-- Start of DATASET --

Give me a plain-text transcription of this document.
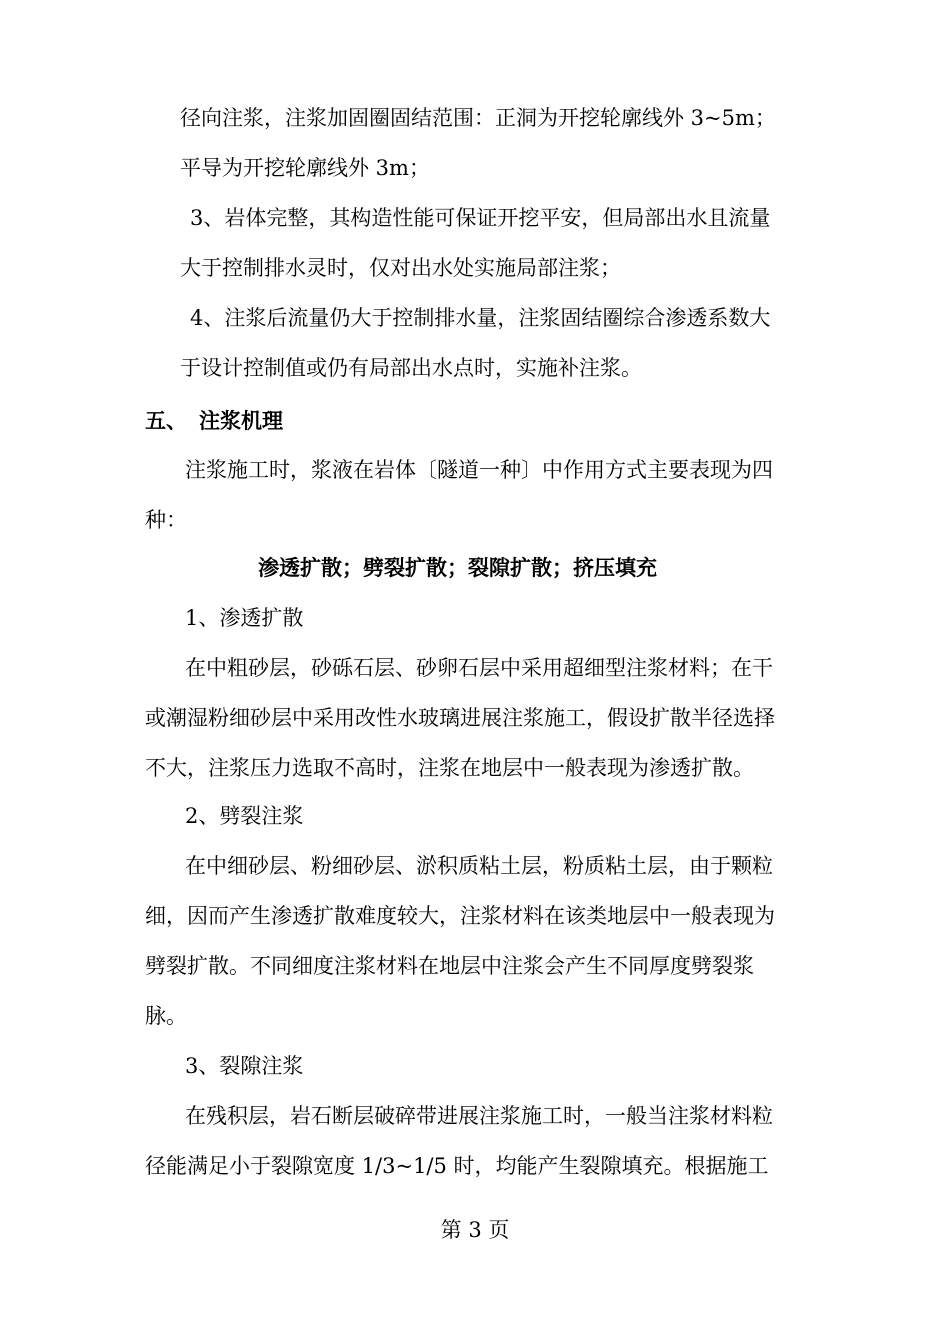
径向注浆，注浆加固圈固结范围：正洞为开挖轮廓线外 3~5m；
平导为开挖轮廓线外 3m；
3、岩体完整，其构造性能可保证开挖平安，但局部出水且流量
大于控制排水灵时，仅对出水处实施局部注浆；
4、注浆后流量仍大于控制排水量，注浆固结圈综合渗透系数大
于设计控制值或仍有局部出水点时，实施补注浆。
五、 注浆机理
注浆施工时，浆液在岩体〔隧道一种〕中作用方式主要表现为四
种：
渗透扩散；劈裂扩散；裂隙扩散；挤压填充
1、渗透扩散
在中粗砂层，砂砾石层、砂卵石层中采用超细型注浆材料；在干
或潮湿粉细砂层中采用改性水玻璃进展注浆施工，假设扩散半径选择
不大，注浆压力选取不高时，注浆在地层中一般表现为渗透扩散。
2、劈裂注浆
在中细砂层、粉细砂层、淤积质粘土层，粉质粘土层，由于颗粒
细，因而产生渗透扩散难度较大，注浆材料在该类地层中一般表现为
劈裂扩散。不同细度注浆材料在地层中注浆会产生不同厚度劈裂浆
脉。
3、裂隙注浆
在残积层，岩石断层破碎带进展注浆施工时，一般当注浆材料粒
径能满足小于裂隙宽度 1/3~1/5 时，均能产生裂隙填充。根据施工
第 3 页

-- End of DATASET --
-- Start of DATASET --

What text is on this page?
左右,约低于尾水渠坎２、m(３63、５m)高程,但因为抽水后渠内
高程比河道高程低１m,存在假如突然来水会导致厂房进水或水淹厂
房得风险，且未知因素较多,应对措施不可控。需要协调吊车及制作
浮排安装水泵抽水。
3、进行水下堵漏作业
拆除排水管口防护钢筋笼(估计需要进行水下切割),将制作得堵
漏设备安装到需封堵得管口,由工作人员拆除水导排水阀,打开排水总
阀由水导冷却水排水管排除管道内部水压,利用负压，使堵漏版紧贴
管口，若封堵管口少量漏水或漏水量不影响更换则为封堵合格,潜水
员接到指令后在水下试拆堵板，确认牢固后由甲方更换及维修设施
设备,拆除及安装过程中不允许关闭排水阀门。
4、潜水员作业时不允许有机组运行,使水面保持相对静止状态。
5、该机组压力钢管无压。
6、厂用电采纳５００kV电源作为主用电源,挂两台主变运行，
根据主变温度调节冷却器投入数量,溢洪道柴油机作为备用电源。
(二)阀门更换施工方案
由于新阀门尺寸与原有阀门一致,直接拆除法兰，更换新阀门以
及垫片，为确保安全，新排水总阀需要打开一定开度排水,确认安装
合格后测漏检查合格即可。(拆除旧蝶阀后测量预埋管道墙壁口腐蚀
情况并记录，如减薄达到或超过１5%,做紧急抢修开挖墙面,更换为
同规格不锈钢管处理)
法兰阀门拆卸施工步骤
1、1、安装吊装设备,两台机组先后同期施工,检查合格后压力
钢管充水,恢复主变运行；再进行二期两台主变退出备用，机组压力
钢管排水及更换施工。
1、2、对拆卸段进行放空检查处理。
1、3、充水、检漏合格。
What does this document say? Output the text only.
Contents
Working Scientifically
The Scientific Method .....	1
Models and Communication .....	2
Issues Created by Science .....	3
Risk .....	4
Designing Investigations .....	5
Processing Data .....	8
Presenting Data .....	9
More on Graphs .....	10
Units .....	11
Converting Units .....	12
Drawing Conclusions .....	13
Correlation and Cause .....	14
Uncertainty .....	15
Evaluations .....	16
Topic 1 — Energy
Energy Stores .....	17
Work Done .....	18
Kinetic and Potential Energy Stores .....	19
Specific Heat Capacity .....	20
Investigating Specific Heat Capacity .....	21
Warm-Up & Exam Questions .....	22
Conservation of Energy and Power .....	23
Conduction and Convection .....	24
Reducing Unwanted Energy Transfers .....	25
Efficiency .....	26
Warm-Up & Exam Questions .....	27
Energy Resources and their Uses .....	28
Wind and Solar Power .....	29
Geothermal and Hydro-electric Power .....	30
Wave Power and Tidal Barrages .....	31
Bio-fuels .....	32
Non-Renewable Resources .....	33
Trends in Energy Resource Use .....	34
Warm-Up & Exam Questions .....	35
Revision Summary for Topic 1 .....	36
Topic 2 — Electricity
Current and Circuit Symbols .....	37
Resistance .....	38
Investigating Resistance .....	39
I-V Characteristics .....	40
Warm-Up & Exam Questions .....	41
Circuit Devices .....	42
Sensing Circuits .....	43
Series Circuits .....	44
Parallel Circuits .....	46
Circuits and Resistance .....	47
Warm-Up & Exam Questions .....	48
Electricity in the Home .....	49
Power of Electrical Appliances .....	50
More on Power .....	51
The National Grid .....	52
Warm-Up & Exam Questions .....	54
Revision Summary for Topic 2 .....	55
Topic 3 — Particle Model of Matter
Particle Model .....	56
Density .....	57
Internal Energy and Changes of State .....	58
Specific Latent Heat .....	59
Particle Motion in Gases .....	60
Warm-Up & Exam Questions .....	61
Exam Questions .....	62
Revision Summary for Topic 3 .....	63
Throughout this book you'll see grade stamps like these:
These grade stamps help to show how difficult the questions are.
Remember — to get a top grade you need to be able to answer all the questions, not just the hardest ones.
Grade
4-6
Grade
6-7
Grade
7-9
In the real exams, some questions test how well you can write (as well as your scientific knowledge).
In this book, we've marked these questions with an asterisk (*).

-- End of DATASET --

GIVEN EXERCISE:
Show each line in the entries that holds the string "Electricity".

WRITTEN SOLUTION:
Topic 2 — Electricity
Electricity in the Home .....	49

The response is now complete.